>>

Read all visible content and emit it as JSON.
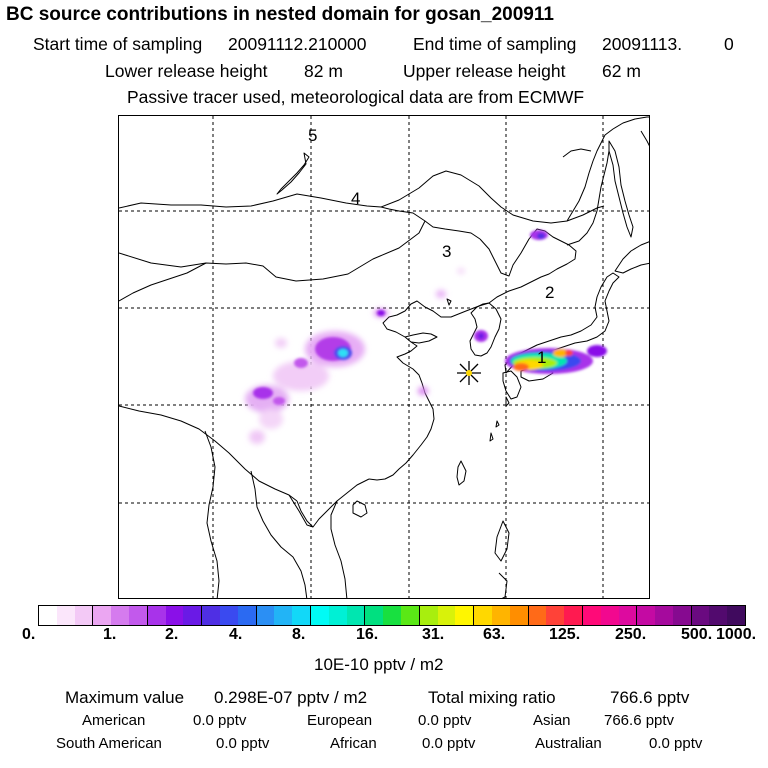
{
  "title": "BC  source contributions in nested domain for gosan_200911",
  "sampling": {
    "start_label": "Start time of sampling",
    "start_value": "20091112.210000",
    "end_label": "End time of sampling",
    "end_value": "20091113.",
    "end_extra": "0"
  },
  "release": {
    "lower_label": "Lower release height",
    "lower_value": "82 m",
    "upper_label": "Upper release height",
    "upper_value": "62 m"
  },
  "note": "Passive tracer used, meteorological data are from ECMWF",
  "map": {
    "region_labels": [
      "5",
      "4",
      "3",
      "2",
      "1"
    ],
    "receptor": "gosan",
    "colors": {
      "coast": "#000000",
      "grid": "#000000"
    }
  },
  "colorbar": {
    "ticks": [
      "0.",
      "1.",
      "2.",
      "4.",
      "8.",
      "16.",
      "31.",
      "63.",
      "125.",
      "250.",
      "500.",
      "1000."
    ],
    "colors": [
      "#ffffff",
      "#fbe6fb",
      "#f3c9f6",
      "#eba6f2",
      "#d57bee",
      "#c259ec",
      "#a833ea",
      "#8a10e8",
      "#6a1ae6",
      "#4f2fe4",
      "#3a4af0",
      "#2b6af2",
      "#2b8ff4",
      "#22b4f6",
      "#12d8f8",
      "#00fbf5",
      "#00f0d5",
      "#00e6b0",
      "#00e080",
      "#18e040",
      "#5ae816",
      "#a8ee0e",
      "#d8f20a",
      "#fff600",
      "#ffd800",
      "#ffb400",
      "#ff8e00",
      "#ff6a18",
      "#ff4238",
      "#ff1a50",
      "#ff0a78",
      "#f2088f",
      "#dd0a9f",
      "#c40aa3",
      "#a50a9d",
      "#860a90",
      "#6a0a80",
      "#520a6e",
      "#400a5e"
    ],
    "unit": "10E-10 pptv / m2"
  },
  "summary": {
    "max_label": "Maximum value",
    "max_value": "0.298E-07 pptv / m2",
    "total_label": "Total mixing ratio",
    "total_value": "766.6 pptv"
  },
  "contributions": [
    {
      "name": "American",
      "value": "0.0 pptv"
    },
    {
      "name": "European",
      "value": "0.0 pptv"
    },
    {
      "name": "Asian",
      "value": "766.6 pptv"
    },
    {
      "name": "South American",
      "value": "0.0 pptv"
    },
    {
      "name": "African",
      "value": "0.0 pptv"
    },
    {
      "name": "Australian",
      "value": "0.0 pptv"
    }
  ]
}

<<

- _Aim_: For each line of the entries that includes "name", show that line.

- _Completed task_:
      "name": "American",
      "name": "European",
      "name": "Asian",
      "name": "South American",
      "name": "African",
      "name": "Australian",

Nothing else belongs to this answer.